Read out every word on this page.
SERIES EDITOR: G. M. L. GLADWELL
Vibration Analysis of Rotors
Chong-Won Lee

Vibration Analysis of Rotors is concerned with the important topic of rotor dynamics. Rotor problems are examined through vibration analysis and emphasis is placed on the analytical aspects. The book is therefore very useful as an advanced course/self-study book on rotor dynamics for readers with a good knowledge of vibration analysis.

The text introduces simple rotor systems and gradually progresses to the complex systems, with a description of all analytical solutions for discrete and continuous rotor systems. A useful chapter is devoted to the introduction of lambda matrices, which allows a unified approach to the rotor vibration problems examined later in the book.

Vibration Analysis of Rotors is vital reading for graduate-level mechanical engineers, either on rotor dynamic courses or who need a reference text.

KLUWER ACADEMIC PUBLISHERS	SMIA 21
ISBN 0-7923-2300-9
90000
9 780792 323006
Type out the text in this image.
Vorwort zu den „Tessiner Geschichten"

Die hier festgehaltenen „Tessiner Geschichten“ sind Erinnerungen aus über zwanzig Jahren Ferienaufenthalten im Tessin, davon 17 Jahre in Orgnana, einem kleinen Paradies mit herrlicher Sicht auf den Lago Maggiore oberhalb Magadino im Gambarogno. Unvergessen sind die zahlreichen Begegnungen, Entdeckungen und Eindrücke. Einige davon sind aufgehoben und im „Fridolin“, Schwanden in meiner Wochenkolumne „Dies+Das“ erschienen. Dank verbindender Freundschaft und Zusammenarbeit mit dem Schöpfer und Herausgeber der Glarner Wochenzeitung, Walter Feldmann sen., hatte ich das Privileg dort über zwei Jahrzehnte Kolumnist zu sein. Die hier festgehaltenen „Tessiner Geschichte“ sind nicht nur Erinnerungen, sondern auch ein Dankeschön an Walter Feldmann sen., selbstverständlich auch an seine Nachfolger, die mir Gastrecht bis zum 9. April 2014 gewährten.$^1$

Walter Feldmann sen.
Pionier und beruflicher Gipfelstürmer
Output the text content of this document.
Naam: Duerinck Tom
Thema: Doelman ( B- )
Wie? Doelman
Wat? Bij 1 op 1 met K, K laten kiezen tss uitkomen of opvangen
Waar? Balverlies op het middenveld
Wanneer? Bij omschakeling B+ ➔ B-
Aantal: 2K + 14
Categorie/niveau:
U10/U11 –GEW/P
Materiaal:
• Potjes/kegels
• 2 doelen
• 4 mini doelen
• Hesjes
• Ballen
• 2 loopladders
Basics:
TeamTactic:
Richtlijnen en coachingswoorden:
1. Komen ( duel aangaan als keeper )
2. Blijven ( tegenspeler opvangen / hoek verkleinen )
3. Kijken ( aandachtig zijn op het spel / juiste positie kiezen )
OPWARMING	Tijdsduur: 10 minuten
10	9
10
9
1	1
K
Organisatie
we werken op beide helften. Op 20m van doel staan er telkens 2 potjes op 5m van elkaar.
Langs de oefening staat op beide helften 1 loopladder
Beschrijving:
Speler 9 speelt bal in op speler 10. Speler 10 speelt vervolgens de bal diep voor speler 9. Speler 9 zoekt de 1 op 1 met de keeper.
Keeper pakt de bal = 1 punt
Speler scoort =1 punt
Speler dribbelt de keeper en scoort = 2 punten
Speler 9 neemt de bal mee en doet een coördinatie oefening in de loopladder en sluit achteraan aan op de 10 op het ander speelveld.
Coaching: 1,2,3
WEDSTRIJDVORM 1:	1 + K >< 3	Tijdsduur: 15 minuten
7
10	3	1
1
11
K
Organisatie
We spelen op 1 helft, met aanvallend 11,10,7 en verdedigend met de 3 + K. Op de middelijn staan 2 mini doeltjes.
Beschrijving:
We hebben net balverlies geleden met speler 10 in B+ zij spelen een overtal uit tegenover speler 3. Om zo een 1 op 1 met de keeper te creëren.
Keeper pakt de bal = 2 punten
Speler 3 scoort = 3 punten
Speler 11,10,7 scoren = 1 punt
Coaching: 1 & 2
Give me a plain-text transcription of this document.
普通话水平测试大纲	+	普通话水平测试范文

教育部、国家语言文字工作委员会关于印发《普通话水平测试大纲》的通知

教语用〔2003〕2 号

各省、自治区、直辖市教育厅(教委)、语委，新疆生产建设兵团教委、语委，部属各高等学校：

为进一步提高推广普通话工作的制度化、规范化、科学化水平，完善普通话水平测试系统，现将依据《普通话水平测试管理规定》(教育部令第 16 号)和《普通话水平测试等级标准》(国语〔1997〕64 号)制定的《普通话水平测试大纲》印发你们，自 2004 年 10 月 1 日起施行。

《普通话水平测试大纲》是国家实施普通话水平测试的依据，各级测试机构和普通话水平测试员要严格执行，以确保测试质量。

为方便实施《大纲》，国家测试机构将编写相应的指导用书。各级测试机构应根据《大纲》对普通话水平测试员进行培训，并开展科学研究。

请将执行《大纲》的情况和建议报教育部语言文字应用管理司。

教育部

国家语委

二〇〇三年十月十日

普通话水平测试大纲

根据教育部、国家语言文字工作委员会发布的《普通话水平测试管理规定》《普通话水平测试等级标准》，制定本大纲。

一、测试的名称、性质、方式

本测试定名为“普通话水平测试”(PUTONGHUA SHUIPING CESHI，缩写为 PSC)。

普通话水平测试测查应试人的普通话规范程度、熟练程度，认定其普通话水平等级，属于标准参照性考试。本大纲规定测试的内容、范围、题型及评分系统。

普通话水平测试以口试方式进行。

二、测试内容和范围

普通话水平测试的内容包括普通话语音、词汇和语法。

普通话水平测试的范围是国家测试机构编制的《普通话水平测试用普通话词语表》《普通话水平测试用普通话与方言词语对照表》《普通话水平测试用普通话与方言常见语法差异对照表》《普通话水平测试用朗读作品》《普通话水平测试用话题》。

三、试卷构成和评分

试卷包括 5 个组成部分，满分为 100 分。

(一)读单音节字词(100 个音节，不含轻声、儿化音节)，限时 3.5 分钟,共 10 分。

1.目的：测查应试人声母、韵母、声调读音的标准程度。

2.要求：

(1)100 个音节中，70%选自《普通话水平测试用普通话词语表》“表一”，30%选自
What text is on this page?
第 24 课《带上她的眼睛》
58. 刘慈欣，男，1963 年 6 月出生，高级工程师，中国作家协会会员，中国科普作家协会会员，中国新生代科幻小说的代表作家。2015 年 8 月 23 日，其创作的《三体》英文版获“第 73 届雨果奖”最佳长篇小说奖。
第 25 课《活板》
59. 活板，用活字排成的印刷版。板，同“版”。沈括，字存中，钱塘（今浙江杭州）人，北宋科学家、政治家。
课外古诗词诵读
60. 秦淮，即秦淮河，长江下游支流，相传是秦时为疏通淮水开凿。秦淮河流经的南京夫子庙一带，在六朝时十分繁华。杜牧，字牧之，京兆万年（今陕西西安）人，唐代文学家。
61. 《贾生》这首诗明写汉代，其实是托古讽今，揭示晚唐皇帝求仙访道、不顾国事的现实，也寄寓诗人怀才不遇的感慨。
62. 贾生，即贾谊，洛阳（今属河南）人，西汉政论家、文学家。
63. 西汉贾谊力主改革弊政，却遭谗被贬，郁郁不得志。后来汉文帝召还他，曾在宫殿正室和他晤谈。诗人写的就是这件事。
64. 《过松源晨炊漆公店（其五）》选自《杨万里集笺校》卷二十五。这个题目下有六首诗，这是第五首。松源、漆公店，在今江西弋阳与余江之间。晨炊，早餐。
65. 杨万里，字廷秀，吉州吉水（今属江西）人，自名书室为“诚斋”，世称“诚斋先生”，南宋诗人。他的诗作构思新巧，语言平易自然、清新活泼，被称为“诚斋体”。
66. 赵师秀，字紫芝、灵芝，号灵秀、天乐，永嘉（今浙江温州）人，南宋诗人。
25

------------------------------------------------

TASK TO CARRY OUT: Copy only the stretch running from the line containing "Give me a plain-text" to the final line of the entries, both ends included, exactly as it stands.

RESPONSE TO THE TASK:
Give me a plain-text transcription of this document.
普通话水平测试大纲	+	普通话水平测试范文

教育部、国家语言文字工作委员会关于印发《普通话水平测试大纲》的通知

教语用〔2003〕2 号

各省、自治区、直辖市教育厅(教委)、语委，新疆生产建设兵团教委、语委，部属各高等学校：

为进一步提高推广普通话工作的制度化、规范化、科学化水平，完善普通话水平测试系统，现将依据《普通话水平测试管理规定》(教育部令第 16 号)和《普通话水平测试等级标准》(国语〔1997〕64 号)制定的《普通话水平测试大纲》印发你们，自 2004 年 10 月 1 日起施行。

《普通话水平测试大纲》是国家实施普通话水平测试的依据，各级测试机构和普通话水平测试员要严格执行，以确保测试质量。

为方便实施《大纲》，国家测试机构将编写相应的指导用书。各级测试机构应根据《大纲》对普通话水平测试员进行培训，并开展科学研究。

请将执行《大纲》的情况和建议报教育部语言文字应用管理司。

教育部

国家语委

二〇〇三年十月十日

普通话水平测试大纲

根据教育部、国家语言文字工作委员会发布的《普通话水平测试管理规定》《普通话水平测试等级标准》，制定本大纲。

一、测试的名称、性质、方式

本测试定名为“普通话水平测试”(PUTONGHUA SHUIPING CESHI，缩写为 PSC)。

普通话水平测试测查应试人的普通话规范程度、熟练程度，认定其普通话水平等级，属于标准参照性考试。本大纲规定测试的内容、范围、题型及评分系统。

普通话水平测试以口试方式进行。

二、测试内容和范围

普通话水平测试的内容包括普通话语音、词汇和语法。

普通话水平测试的范围是国家测试机构编制的《普通话水平测试用普通话词语表》《普通话水平测试用普通话与方言词语对照表》《普通话水平测试用普通话与方言常见语法差异对照表》《普通话水平测试用朗读作品》《普通话水平测试用话题》。

三、试卷构成和评分

试卷包括 5 个组成部分，满分为 100 分。

(一)读单音节字词(100 个音节，不含轻声、儿化音节)，限时 3.5 分钟,共 10 分。

1.目的：测查应试人声母、韵母、声调读音的标准程度。

2.要求：

(1)100 个音节中，70%选自《普通话水平测试用普通话词语表》“表一”，30%选自
What text is on this page?
第 24 课《带上她的眼睛》
58. 刘慈欣，男，1963 年 6 月出生，高级工程师，中国作家协会会员，中国科普作家协会会员，中国新生代科幻小说的代表作家。2015 年 8 月 23 日，其创作的《三体》英文版获“第 73 届雨果奖”最佳长篇小说奖。
第 25 课《活板》
59. 活板，用活字排成的印刷版。板，同“版”。沈括，字存中，钱塘（今浙江杭州）人，北宋科学家、政治家。
课外古诗词诵读
60. 秦淮，即秦淮河，长江下游支流，相传是秦时为疏通淮水开凿。秦淮河流经的南京夫子庙一带，在六朝时十分繁华。杜牧，字牧之，京兆万年（今陕西西安）人，唐代文学家。
61. 《贾生》这首诗明写汉代，其实是托古讽今，揭示晚唐皇帝求仙访道、不顾国事的现实，也寄寓诗人怀才不遇的感慨。
62. 贾生，即贾谊，洛阳（今属河南）人，西汉政论家、文学家。
63. 西汉贾谊力主改革弊政，却遭谗被贬，郁郁不得志。后来汉文帝召还他，曾在宫殿正室和他晤谈。诗人写的就是这件事。
64. 《过松源晨炊漆公店（其五）》选自《杨万里集笺校》卷二十五。这个题目下有六首诗，这是第五首。松源、漆公店，在今江西弋阳与余江之间。晨炊，早餐。
65. 杨万里，字廷秀，吉州吉水（今属江西）人，自名书室为“诚斋”，世称“诚斋先生”，南宋诗人。他的诗作构思新巧，语言平易自然、清新活泼，被称为“诚斋体”。
66. 赵师秀，字紫芝、灵芝，号灵秀、天乐，永嘉（今浙江温州）人，南宋诗人。
25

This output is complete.